## Given task:
Quote the whole listing exactly. Leave the pictures out of your copy.

## Stored records:
Start
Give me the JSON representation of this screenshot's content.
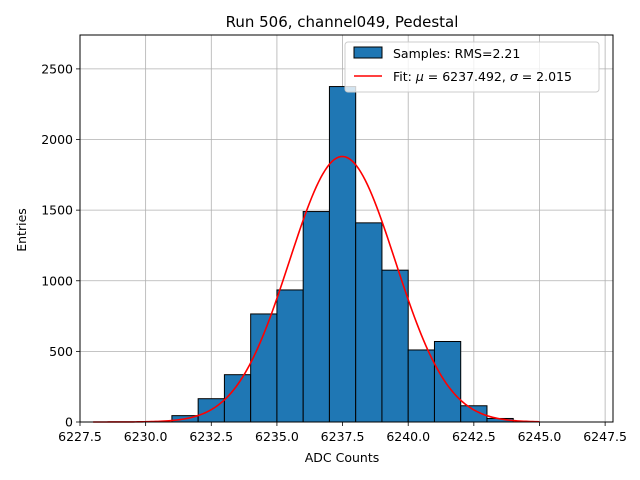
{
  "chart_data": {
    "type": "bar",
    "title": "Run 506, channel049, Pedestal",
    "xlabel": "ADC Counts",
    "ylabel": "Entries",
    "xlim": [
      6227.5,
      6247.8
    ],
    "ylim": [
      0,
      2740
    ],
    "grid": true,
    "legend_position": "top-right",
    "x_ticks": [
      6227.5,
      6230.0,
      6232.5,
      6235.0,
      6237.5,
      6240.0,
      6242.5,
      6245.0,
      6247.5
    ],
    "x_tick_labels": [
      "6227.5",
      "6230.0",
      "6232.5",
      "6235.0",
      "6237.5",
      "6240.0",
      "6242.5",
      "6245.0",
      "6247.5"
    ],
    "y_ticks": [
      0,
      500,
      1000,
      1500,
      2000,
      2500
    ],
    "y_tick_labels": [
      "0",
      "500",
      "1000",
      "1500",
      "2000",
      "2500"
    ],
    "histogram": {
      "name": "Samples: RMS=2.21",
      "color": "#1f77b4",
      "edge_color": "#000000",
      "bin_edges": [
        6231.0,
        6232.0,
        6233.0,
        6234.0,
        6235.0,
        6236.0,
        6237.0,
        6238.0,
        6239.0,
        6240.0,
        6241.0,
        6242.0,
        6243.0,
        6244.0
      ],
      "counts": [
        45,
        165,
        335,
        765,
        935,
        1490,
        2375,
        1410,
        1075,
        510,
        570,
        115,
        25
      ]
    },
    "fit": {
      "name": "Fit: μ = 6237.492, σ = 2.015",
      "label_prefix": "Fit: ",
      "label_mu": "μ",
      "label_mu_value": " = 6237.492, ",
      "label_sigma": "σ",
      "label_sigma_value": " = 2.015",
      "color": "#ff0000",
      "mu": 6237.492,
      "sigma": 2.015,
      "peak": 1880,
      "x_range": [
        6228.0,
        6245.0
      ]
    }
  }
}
End
## Solution to the exercise:
Give me the JSON representation of this screenshot's content.
{
  "chart_data": {
    "type": "bar",
    "title": "Run 506, channel049, Pedestal",
    "xlabel": "ADC Counts",
    "ylabel": "Entries",
    "xlim": [
      6227.5,
      6247.8
    ],
    "ylim": [
      0,
      2740
    ],
    "grid": true,
    "legend_position": "top-right",
    "x_ticks": [
      6227.5,
      6230.0,
      6232.5,
      6235.0,
      6237.5,
      6240.0,
      6242.5,
      6245.0,
      6247.5
    ],
    "x_tick_labels": [
      "6227.5",
      "6230.0",
      "6232.5",
      "6235.0",
      "6237.5",
      "6240.0",
      "6242.5",
      "6245.0",
      "6247.5"
    ],
    "y_ticks": [
      0,
      500,
      1000,
      1500,
      2000,
      2500
    ],
    "y_tick_labels": [
      "0",
      "500",
      "1000",
      "1500",
      "2000",
      "2500"
    ],
    "histogram": {
      "name": "Samples: RMS=2.21",
      "color": "#1f77b4",
      "edge_color": "#000000",
      "bin_edges": [
        6231.0,
        6232.0,
        6233.0,
        6234.0,
        6235.0,
        6236.0,
        6237.0,
        6238.0,
        6239.0,
        6240.0,
        6241.0,
        6242.0,
        6243.0,
        6244.0
      ],
      "counts": [
        45,
        165,
        335,
        765,
        935,
        1490,
        2375,
        1410,
        1075,
        510,
        570,
        115,
        25
      ]
    },
    "fit": {
      "name": "Fit: μ = 6237.492, σ = 2.015",
      "label_prefix": "Fit: ",
      "label_mu": "μ",
      "label_mu_value": " = 6237.492, ",
      "label_sigma": "σ",
      "label_sigma_value": " = 2.015",
      "color": "#ff0000",
      "mu": 6237.492,
      "sigma": 2.015,
      "peak": 1880,
      "x_range": [
        6228.0,
        6245.0
      ]
    }
  }
}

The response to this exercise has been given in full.